Data records
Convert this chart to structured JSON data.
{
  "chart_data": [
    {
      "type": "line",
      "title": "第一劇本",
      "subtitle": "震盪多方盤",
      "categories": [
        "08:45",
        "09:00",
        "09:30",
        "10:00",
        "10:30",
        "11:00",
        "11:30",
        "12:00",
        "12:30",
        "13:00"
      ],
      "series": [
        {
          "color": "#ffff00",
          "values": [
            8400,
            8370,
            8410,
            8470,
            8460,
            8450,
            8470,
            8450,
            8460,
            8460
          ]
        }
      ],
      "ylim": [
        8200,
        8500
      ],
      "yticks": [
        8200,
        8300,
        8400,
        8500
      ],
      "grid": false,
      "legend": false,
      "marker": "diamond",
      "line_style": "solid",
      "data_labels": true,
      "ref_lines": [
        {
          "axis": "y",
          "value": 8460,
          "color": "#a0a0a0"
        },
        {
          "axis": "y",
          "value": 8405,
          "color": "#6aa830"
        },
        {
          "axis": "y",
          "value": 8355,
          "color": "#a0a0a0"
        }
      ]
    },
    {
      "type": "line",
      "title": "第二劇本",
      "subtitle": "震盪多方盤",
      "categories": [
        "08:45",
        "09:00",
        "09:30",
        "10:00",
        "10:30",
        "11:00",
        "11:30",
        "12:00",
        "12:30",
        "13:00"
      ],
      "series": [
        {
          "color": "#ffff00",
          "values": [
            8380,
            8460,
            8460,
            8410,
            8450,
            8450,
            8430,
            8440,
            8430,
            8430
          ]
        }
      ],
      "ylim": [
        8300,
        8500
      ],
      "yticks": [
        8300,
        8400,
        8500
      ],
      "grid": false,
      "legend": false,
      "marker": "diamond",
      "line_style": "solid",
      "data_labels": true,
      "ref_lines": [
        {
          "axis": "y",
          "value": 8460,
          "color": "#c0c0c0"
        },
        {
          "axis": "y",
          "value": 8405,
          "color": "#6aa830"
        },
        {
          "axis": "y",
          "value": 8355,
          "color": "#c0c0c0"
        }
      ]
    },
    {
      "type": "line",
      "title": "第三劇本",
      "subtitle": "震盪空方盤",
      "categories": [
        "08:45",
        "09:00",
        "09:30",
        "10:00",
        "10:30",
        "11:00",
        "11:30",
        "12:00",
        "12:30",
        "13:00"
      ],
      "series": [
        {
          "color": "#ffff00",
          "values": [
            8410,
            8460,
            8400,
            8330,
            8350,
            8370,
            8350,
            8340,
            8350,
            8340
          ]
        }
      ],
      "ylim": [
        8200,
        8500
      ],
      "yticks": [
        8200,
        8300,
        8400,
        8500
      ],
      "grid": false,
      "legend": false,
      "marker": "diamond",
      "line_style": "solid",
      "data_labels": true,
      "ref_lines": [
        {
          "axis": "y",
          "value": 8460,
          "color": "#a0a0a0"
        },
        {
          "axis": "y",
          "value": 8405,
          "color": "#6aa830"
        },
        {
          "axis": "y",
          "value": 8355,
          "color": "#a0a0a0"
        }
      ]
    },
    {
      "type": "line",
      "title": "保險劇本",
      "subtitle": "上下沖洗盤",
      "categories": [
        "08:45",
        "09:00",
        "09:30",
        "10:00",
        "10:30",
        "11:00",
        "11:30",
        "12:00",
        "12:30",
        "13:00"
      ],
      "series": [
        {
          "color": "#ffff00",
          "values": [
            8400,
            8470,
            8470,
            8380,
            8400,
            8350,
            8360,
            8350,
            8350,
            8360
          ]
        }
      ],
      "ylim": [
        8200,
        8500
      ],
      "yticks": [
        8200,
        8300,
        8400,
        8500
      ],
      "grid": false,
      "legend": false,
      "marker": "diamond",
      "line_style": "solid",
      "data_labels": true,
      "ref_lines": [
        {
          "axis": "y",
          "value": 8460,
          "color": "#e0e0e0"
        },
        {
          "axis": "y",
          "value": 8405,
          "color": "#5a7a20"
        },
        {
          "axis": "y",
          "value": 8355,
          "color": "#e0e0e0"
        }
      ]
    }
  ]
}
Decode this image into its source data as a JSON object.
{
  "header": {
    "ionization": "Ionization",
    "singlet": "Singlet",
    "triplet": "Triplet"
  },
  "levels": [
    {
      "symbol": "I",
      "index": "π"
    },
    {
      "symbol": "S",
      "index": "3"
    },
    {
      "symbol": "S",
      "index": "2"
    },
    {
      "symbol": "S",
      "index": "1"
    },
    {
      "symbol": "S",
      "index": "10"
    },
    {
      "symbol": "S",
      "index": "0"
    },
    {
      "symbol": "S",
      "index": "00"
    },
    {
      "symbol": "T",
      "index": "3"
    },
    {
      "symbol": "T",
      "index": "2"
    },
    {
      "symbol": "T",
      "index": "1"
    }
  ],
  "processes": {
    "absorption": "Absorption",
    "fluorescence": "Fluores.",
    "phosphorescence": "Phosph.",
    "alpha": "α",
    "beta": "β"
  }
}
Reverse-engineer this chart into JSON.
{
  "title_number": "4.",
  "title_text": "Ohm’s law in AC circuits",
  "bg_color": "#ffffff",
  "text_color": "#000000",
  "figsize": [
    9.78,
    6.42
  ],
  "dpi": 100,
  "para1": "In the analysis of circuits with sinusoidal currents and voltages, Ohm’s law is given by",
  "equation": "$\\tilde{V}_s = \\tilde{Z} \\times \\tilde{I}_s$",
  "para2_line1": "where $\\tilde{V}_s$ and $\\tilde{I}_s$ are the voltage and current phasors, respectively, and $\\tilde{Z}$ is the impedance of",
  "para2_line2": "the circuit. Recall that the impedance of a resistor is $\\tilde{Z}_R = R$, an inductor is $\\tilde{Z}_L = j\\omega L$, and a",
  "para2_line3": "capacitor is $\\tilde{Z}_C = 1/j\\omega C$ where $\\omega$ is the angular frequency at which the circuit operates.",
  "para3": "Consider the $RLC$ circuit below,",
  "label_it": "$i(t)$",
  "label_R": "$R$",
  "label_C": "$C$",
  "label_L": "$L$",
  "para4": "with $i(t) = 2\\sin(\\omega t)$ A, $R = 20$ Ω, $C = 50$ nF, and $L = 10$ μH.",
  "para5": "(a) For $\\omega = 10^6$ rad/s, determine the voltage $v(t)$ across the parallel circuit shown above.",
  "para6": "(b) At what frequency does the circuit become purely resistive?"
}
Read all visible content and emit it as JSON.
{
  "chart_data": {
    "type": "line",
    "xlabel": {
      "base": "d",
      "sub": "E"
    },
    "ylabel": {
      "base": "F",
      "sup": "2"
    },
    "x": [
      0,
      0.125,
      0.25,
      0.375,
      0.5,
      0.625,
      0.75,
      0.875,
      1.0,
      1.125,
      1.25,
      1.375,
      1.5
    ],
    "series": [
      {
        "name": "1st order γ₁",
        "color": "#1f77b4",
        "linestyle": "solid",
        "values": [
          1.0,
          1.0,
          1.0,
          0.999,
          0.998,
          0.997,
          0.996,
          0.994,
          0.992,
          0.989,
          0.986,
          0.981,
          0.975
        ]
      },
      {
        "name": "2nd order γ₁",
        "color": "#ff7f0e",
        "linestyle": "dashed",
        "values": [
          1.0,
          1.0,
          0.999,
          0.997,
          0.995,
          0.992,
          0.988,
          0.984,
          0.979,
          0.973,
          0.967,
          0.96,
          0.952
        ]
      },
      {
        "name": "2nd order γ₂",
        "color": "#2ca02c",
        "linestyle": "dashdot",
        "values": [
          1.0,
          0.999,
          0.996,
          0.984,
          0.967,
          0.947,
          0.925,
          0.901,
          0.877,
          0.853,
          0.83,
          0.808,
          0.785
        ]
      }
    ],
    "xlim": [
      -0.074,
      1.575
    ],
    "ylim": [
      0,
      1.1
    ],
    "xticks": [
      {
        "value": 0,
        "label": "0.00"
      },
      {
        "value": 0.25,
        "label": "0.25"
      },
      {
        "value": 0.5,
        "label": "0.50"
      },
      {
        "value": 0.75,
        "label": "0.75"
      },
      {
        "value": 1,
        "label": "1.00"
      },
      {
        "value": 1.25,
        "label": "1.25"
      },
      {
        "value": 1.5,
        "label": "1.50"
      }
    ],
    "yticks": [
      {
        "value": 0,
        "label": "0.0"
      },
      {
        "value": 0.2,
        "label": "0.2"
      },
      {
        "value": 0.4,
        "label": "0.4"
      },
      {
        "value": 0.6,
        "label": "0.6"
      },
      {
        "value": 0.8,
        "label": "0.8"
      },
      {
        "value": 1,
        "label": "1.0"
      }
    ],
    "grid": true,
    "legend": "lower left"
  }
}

#### Problem
Where a line above holds the string "order", show that line.

#### Complete answer
        "name": "1st order γ₁",
        "name": "2nd order γ₁",
        "name": "2nd order γ₂",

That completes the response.